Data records
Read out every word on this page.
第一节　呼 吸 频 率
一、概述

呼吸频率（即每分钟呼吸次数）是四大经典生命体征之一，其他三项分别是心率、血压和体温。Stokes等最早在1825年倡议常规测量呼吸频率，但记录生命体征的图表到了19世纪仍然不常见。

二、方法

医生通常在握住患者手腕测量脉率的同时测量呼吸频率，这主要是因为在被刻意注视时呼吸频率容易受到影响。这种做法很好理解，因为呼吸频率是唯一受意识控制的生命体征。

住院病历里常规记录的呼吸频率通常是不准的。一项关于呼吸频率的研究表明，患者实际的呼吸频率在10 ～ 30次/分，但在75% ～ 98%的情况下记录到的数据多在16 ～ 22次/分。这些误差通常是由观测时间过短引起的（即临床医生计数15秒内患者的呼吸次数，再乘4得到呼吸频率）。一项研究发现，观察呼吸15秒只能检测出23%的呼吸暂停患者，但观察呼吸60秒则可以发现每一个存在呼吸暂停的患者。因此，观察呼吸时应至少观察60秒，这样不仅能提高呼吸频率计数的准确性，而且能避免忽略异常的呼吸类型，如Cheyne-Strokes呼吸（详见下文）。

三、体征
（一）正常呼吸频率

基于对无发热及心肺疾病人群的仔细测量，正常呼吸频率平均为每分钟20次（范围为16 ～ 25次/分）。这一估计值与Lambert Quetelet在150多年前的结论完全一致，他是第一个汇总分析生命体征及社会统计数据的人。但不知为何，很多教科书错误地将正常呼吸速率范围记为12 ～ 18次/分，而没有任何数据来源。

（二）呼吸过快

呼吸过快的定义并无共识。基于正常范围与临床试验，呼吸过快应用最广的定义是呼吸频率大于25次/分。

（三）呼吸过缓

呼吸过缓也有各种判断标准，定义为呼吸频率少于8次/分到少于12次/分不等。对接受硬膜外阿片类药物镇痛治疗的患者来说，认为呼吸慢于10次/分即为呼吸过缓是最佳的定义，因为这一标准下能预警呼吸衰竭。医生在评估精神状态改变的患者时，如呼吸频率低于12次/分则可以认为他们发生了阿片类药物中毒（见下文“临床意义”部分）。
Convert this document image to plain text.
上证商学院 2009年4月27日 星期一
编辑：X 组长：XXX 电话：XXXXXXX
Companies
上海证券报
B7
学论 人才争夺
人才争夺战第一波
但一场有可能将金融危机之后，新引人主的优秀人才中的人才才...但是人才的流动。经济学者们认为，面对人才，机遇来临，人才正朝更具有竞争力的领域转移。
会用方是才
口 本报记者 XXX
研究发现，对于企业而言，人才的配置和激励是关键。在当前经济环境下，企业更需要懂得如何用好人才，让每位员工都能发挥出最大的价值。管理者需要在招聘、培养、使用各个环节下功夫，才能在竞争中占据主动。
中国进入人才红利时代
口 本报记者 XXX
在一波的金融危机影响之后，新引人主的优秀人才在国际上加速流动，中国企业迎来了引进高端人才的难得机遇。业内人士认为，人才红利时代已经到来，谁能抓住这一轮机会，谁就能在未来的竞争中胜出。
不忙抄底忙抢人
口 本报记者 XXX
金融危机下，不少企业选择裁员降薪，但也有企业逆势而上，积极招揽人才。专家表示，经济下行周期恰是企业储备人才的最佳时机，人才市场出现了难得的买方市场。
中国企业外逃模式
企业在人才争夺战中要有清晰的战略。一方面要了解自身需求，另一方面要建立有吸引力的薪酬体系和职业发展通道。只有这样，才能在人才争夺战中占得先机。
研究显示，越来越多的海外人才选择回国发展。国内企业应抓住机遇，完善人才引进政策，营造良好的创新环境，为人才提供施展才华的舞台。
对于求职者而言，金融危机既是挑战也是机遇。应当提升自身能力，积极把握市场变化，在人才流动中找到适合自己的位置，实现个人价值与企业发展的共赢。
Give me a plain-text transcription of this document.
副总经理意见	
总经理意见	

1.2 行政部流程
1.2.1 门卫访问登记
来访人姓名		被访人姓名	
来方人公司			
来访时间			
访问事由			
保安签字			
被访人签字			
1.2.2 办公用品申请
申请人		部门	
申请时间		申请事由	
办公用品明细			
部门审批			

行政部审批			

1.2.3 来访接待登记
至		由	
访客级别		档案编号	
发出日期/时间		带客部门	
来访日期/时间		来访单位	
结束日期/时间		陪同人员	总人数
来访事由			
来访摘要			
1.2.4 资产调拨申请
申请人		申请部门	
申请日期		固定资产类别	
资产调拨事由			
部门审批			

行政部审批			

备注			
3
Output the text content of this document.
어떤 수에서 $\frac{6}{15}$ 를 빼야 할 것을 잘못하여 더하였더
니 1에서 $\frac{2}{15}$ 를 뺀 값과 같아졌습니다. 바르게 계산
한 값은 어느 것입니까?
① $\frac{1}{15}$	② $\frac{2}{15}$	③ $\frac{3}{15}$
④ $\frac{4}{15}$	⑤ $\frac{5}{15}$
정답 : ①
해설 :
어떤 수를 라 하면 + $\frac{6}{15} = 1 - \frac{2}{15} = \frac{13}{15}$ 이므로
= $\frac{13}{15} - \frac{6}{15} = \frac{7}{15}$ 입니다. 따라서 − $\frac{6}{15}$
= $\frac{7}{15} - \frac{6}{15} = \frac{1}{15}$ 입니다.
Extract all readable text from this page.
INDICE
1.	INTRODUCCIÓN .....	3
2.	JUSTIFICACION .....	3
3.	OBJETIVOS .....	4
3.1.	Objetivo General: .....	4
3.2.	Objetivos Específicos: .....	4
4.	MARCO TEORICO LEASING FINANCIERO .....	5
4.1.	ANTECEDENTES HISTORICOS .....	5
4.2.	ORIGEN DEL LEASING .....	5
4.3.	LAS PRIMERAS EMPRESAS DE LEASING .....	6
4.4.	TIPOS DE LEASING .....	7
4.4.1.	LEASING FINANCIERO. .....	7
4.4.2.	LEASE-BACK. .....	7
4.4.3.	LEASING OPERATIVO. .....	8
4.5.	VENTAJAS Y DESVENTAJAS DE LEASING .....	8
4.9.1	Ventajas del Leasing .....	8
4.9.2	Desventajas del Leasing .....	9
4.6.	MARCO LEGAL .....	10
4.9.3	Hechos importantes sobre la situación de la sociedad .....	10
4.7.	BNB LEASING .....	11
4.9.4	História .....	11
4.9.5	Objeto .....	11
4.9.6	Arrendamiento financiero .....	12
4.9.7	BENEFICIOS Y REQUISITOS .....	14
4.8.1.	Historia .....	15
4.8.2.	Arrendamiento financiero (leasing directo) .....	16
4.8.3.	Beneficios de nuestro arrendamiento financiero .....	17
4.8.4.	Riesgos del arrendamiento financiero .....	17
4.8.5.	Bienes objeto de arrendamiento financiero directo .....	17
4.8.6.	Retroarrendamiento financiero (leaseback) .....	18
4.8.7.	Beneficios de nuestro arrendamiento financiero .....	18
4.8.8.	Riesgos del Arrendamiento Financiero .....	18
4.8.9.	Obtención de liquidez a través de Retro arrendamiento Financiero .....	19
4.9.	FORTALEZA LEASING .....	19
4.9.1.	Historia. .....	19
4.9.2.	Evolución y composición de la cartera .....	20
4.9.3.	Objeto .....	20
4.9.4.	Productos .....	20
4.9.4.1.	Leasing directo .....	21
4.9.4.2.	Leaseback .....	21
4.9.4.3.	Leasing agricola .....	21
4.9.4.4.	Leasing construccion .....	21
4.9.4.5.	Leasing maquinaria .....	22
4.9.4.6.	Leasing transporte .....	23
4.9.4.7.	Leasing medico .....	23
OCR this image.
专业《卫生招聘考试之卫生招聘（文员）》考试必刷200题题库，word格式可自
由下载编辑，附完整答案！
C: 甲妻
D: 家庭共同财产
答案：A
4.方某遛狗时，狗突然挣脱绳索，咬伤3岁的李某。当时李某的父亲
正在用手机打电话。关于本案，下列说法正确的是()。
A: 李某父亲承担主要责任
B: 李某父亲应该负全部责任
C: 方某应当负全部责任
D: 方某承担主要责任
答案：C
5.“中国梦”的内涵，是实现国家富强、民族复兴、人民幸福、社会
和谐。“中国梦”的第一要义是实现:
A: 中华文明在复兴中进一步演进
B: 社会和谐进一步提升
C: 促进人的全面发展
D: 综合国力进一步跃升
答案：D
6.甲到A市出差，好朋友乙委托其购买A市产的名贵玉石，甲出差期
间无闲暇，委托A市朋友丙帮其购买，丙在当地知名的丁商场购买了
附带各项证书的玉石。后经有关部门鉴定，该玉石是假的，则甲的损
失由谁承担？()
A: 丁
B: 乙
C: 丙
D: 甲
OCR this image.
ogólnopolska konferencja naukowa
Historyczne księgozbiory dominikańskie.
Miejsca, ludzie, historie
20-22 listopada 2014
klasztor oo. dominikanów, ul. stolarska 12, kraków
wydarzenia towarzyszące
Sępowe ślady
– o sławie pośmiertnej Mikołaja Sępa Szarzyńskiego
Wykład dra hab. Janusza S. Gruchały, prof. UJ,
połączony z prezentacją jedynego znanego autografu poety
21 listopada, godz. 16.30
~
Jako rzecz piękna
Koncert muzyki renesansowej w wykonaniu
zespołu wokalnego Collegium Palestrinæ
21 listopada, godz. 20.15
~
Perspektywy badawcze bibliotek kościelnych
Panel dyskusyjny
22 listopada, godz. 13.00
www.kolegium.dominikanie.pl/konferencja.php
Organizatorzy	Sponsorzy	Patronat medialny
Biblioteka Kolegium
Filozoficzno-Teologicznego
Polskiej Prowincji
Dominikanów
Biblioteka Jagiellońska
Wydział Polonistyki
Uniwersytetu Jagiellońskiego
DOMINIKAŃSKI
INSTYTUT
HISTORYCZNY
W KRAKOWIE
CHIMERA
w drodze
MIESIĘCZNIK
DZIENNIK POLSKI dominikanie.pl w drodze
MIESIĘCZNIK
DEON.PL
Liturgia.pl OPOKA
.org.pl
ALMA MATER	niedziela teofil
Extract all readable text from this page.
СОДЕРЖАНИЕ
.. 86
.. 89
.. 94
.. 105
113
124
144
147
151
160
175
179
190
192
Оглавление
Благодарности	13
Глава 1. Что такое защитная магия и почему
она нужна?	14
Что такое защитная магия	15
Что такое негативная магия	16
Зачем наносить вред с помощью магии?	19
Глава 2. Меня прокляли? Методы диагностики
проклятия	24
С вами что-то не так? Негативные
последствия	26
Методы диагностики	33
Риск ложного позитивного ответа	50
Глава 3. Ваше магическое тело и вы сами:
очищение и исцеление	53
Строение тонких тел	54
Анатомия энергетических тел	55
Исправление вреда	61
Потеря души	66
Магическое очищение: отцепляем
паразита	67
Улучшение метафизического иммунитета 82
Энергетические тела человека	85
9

▶ [Stated exercise]:
Give only the number of lines in the records that include the word "Глава".

▶ [Completed exercise]:
3